* Prompt: Would you pull out every line of the material that contains the string "Output"?

* Collection entries:
* BEGIN *

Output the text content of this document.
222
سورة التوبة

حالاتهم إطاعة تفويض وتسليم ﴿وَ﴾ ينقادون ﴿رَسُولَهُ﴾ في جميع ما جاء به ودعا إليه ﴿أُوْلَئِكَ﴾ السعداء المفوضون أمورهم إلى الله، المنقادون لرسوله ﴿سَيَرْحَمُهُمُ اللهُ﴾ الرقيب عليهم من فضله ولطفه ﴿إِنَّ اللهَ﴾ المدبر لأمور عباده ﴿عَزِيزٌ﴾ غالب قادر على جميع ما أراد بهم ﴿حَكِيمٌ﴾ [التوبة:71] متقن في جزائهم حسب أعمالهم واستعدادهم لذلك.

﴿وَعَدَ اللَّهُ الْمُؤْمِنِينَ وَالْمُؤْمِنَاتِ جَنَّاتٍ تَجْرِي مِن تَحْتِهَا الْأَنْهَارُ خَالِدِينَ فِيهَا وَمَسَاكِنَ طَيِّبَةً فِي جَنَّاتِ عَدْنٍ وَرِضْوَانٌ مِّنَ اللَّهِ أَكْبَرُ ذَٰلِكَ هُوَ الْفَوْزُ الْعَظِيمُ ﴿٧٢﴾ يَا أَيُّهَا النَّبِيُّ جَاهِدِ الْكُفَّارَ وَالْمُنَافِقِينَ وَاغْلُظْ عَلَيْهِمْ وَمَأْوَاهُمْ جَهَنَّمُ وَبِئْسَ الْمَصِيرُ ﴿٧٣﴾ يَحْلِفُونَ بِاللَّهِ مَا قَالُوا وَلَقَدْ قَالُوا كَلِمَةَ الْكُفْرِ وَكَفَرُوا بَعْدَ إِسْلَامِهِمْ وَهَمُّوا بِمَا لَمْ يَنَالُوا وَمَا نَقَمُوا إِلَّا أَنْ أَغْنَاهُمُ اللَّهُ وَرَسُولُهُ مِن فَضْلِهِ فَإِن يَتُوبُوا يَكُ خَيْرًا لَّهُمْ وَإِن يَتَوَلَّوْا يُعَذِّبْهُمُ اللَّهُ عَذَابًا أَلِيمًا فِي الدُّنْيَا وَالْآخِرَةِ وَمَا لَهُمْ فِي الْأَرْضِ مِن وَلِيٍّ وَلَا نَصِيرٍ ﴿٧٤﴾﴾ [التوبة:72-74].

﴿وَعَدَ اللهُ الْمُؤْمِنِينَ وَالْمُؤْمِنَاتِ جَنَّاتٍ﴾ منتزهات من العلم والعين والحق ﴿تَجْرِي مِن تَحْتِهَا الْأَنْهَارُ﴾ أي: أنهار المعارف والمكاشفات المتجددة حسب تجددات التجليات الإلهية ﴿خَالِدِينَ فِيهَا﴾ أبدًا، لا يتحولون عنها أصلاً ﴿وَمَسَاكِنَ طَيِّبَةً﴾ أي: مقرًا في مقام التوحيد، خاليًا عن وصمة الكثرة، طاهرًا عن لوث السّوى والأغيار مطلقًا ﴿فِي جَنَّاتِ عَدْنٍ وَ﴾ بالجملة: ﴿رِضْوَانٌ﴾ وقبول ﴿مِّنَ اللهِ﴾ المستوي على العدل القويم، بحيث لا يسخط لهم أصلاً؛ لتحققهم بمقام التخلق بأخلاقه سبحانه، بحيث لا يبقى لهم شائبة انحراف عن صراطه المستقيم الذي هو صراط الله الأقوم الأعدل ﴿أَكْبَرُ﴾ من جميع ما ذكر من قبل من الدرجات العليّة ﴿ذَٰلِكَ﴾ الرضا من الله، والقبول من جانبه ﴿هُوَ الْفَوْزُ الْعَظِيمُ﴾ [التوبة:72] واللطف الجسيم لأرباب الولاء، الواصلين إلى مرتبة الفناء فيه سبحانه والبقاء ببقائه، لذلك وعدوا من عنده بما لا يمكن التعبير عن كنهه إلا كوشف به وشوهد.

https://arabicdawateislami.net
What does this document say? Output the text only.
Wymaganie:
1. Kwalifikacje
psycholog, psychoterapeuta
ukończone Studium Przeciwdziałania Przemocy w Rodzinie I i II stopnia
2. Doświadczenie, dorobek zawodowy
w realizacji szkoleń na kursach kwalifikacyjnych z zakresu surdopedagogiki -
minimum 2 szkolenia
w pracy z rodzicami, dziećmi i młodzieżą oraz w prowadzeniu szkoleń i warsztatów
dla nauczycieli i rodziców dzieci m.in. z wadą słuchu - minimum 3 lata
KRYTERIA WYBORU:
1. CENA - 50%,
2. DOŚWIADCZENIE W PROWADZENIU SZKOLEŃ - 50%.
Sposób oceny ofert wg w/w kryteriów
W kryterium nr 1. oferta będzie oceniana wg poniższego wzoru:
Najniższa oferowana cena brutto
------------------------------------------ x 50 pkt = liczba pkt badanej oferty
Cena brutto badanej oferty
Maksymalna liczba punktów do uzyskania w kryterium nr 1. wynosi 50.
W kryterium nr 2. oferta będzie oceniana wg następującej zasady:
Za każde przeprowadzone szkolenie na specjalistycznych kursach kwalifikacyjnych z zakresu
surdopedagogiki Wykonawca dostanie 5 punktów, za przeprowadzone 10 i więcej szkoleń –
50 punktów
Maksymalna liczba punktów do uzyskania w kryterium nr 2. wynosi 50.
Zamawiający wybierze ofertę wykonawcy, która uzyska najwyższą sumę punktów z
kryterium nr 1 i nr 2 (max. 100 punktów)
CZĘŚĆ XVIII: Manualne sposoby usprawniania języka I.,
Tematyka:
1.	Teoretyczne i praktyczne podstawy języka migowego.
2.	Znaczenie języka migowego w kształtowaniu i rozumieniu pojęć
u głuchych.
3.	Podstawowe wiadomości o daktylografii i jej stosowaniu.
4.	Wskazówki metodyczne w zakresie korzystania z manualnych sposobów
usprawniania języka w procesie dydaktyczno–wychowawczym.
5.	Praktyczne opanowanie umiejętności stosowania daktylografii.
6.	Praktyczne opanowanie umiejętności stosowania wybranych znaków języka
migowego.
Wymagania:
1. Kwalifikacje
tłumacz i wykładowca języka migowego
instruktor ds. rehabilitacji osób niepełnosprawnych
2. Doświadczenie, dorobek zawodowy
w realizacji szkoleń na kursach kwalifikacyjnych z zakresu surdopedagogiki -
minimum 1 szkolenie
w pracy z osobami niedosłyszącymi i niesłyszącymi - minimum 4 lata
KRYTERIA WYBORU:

* END *

* Task answer:
Output the text content of this document.
What does this document say? Output the text only.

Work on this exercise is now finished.